Exercise details: Keep the pictures out of the copy and repeat the records exactly.

#### Input ####

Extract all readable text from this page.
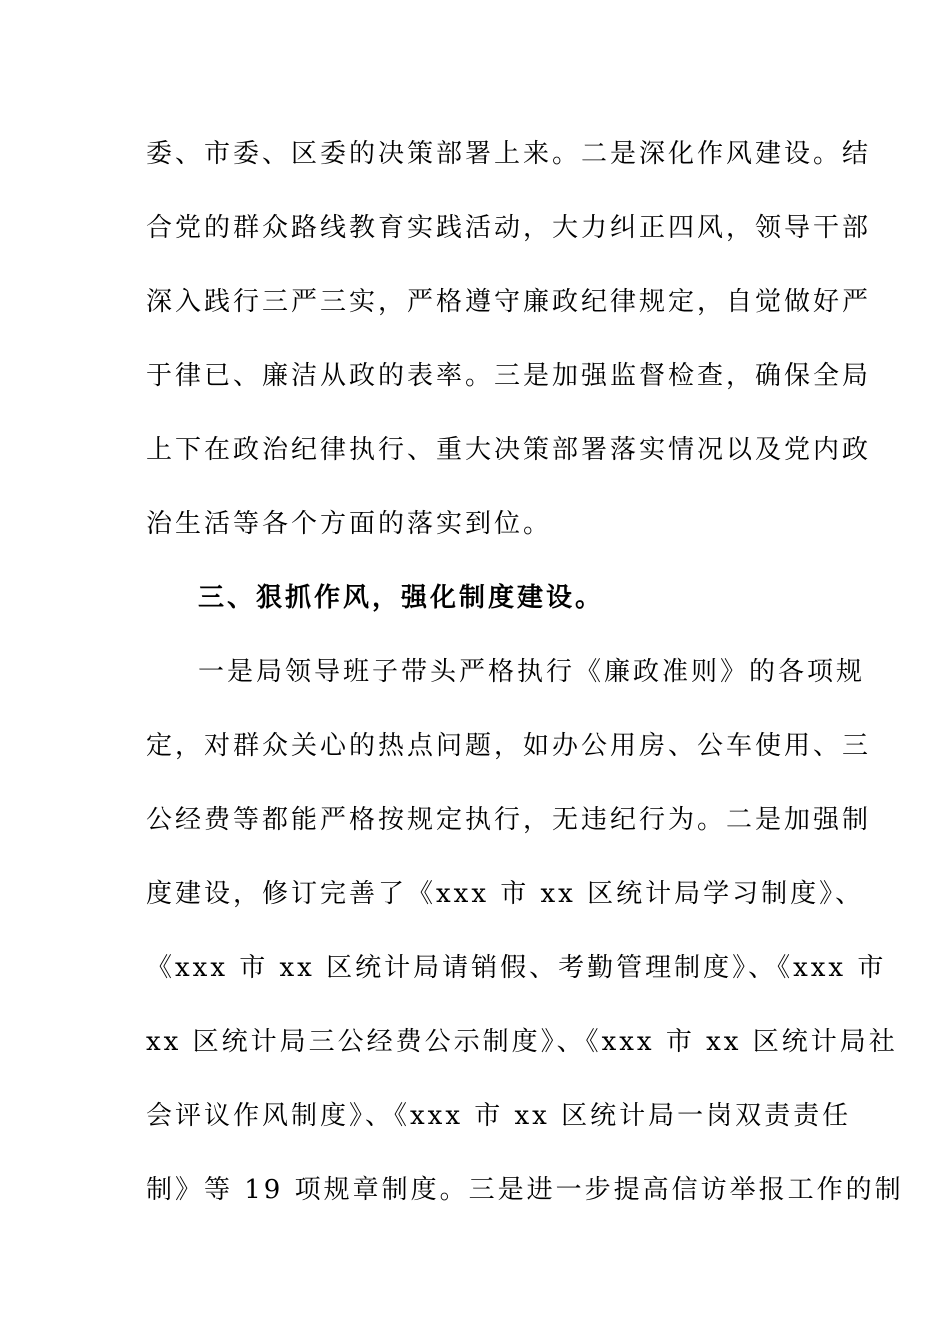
委、市委、区委的决策部署上来。二是深化作风建设。结
合党的群众路线教育实践活动，大力纠正四风，领导干部
深入践行三严三实，严格遵守廉政纪律规定，自觉做好严
于律已、廉洁从政的表率。三是加强监督检查，确保全局
上下在政治纪律执行、重大决策部署落实情况以及党内政
治生活等各个方面的落实到位。
三、狠抓作风，强化制度建设。
一是局领导班子带头严格执行《廉政准则》的各项规
定，对群众关心的热点问题，如办公用房、公车使用、三
公经费等都能严格按规定执行，无违纪行为。二是加强制
度建设，修订完善了《xxx 市 xx 区统计局学习制度》、
《xxx 市 xx 区统计局请销假、考勤管理制度》、《xxx 市
xx 区统计局三公经费公示制度》、《xxx 市 xx 区统计局社
会评议作风制度》、《xxx 市 xx 区统计局一岗双责责任
制》等 19 项规章制度。三是进一步提高信访举报工作的制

####

Solution to the problem:
Extract all readable text from this page.
委、市委、区委的决策部署上来。二是深化作风建设。结
合党的群众路线教育实践活动，大力纠正四风，领导干部
深入践行三严三实，严格遵守廉政纪律规定，自觉做好严
于律已、廉洁从政的表率。三是加强监督检查，确保全局
上下在政治纪律执行、重大决策部署落实情况以及党内政
治生活等各个方面的落实到位。
三、狠抓作风，强化制度建设。
一是局领导班子带头严格执行《廉政准则》的各项规
定，对群众关心的热点问题，如办公用房、公车使用、三
公经费等都能严格按规定执行，无违纪行为。二是加强制
度建设，修订完善了《xxx 市 xx 区统计局学习制度》、
《xxx 市 xx 区统计局请销假、考勤管理制度》、《xxx 市
xx 区统计局三公经费公示制度》、《xxx 市 xx 区统计局社
会评议作风制度》、《xxx 市 xx 区统计局一岗双责责任
制》等 19 项规章制度。三是进一步提高信访举报工作的制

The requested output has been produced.